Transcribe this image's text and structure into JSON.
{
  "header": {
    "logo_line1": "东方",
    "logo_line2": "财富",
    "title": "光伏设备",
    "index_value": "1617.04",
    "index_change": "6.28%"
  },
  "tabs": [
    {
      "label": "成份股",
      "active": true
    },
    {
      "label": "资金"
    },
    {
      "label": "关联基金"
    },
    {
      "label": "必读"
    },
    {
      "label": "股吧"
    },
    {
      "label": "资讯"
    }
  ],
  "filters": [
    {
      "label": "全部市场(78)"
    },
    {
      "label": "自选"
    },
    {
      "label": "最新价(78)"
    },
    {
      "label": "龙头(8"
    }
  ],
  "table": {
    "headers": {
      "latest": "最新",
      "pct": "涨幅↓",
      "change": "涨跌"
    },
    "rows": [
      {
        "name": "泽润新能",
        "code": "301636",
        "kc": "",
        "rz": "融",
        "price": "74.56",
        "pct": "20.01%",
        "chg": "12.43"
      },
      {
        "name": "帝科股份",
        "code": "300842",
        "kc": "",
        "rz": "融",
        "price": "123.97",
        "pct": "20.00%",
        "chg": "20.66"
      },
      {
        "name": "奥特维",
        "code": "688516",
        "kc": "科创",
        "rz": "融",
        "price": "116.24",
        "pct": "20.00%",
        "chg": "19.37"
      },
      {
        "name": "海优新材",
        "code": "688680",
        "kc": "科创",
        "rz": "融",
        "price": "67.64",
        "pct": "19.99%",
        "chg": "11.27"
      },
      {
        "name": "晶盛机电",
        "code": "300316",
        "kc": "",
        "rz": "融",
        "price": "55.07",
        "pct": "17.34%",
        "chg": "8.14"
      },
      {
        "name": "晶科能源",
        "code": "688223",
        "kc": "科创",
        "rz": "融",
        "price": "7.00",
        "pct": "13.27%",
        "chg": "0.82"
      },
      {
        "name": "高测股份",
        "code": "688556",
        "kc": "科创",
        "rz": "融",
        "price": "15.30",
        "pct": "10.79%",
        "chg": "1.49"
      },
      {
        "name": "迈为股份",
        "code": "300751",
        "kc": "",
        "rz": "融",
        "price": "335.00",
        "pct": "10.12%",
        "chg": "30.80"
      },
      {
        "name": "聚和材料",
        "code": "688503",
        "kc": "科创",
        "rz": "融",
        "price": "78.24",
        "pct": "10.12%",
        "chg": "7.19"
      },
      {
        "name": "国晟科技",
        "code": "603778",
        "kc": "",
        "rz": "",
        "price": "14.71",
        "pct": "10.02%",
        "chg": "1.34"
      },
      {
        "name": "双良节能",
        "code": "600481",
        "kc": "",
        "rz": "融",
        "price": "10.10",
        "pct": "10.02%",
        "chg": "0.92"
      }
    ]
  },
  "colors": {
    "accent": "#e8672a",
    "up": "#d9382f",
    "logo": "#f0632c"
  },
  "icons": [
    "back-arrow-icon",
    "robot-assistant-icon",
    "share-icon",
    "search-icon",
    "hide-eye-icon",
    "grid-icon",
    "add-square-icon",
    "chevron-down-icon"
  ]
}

* * * * *

◆ Goal ◆
Copy out all lines from the material above that contain the string "price".

◆ Expected answer ◆
        "price": "74.56",
        "price": "123.97",
        "price": "116.24",
        "price": "67.64",
        "price": "55.07",
        "price": "7.00",
        "price": "15.30",
        "price": "335.00",
        "price": "78.24",
        "price": "14.71",
        "price": "10.10",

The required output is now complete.